New York / Nairobi – The adoption, by the UNGA (United Nations General Assembly) plenary, was the last approval needed for setting up an Intergovernmental Platform on Biodiversity and Ecosystem Services (IPBES). Governments gave a green light to its establishment in June at a meeting in Busan, Republic of Korea, coordinated by the UN Environment Programme (UNEP), but this required a resolution to be passed at the UNGA, which happened on December 20.

The new international body underlines a further success of the UN’s International Year of Biodiversity and should provide a boost to the International Year of Forests which begins in January 2011, and the International Decade of Biodiversity, also beginning in January 2011.

The independent platform will, in many ways, mirror the Intergovernmental Panel on Climate Change (IPCC) which has assisted in catalyzing worldwide understanding and governmental action on global warming.
▬▬▬▬▬▬▬▬▬▬
» WHAT TO DO:
1. In the excerpt about the biodiversity platform, why was the General Assembly vote still needed after governments had approved the platform in Busan?
2. According to the text on the biodiversity platform, which earlier body will the new platform mirror in many ways?
3. Continue the passage about the new biodiversity platform, picking up after its final sentence.

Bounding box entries
▬▬▬▬▬▬▬▬▬▬
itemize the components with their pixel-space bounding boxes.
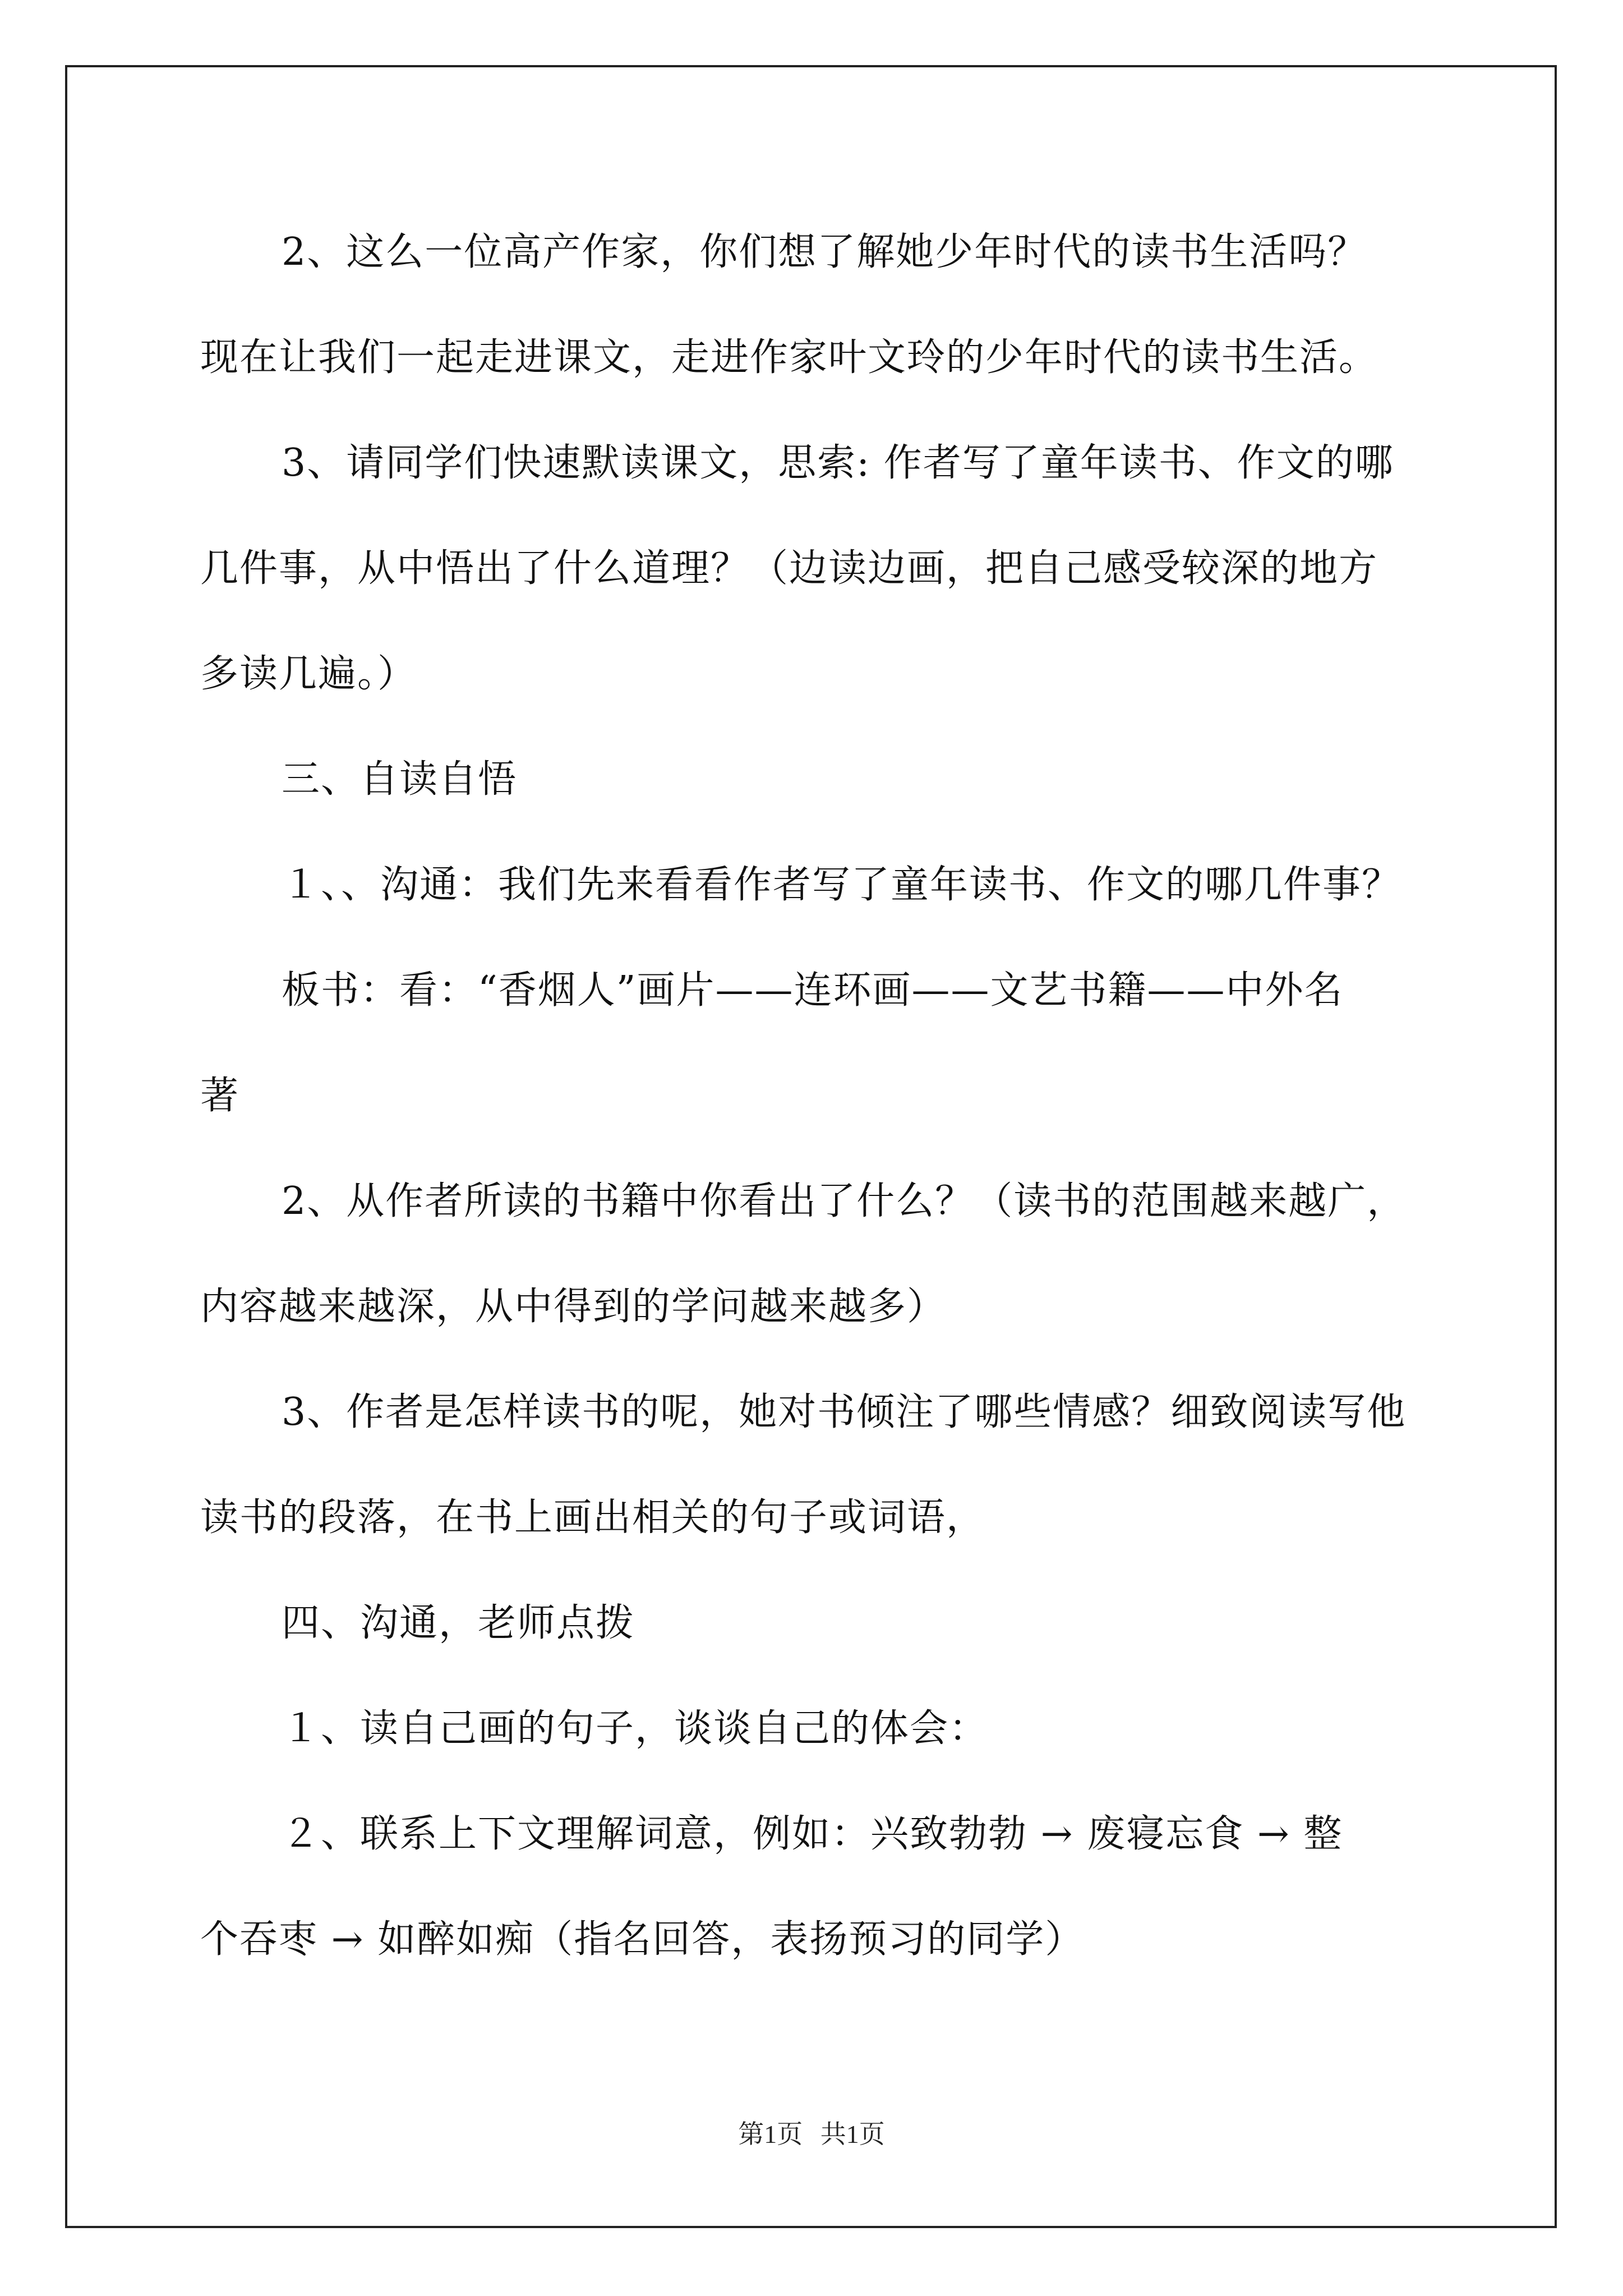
paragraph-line: 著: [200, 1074, 240, 1118]
page-footer: [0, 2118, 1623, 2151]
paragraph-line: 2、这么一位高产作家，你们想了解她少年时代的读书生活吗？: [282, 230, 1367, 274]
paragraph-line: 2、从作者所读的书籍中你看出了什么？（读书的范围越来越广，: [282, 1179, 1407, 1223]
paragraph-line: １、、沟通：我们先来看看作者写了童年读书、作文的哪几件事？: [282, 863, 1401, 907]
paragraph-line: 多读几遍。）: [200, 652, 417, 696]
paragraph-line: 3、作者是怎样读书的呢，她对书倾注了哪些情感？细致阅读写他: [282, 1390, 1407, 1434]
paragraph-line: ２、联系上下文理解词意，例如：兴致勃勃 → 废寝忘食 → 整: [282, 1812, 1343, 1856]
paragraph-line: 个吞枣 → 如醉如痴（指名回答，表扬预习的同学）: [200, 1917, 1085, 1962]
paragraph-line: 现在让我们一起走进课文，走进作家叶文玲的少年时代的读书生活。: [200, 335, 1378, 380]
paragraph-line: 板书：看：“香烟人”画片——连环画——文艺书籍——中外名: [282, 968, 1344, 1013]
section-heading: 三、自读自悟: [282, 757, 518, 802]
paragraph-line: 几件事，从中悟出了什么道理？（边读边画，把自己感受较深的地方: [200, 546, 1378, 591]
paragraph-line: 3、请同学们快速默读课文，思索: 作者写了童年读书、作文的哪: [282, 441, 1394, 485]
page-number-total: 共1页: [820, 2120, 885, 2148]
page-number-current: 第1页: [738, 2120, 803, 2148]
paragraph-line: 读书的段落，在书上画出相关的句子或词语，: [200, 1496, 986, 1540]
paragraph-line: １、读自己画的句子，谈谈自己的体会：: [282, 1706, 989, 1751]
paragraph-line: 内容越来越深，从中得到的学问越来越多）: [200, 1285, 947, 1329]
section-heading: 四、沟通，老师点拨: [282, 1601, 635, 1645]
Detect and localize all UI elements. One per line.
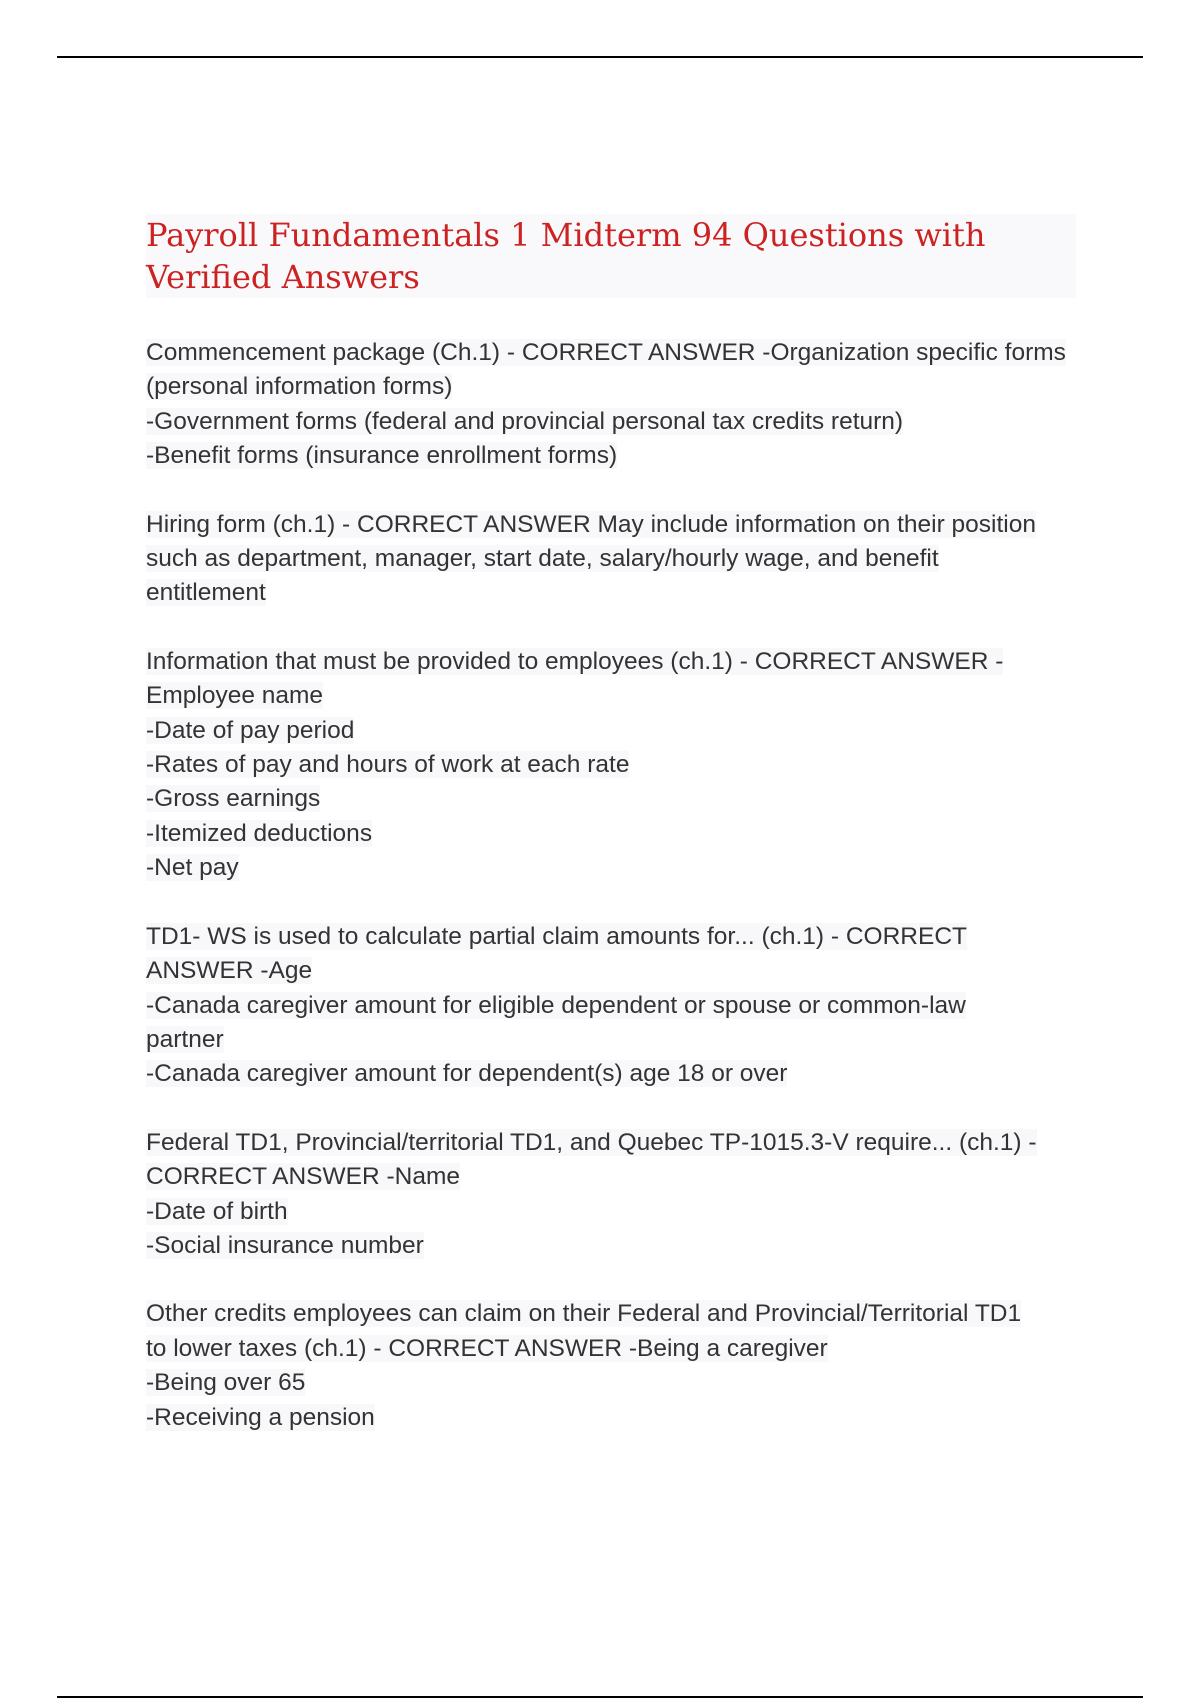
▬▬▬▬▬▬▬▬▬▬
» TASK RESPONSES:
1. The governments' June approval in Busan was not enough on its own, because setting up the platform required a resolution to be passed at the UN General Assembly. The plenary's adoption of that resolution on December 20 was the last approval needed.

2. The Intergovernmental Panel on Climate Change (IPCC).

3.
The new body will bridge the gulf between the wealth of scientific knowledge on the accelerating declines and degradation of the natural world, with knowledge on effective solutions and decisive government action required to reverse these damaging trends.

Its various roles will include carrying out high-quality peer reviews of the wealth of science on biodiversity and ecosystem services emerging from research institutes across the globe in order to provide gold standard reports to governments. These reports will not only cover the state, status and trends of biodiversity and ecosystems, but will also outline transformational policy options and responses to bring about real change in their fortunes.

The IPBES will achieve this in part by prioritizing, making sense of and bringing consistency to the great variety of reports and assessments conducted by United Nations bodies, research centres, universities and others, as they relate to biodiversity and ecosystem services.

“IPBES represents a major break-through in terms of organizing a global response to the loss of living organisms and forests, freshwaters, coral reefs and other ecosystems that underpin all life-including economic life-on Earth,” Achim Steiner, UN Under-Secretary General and UNEP Executive Director said.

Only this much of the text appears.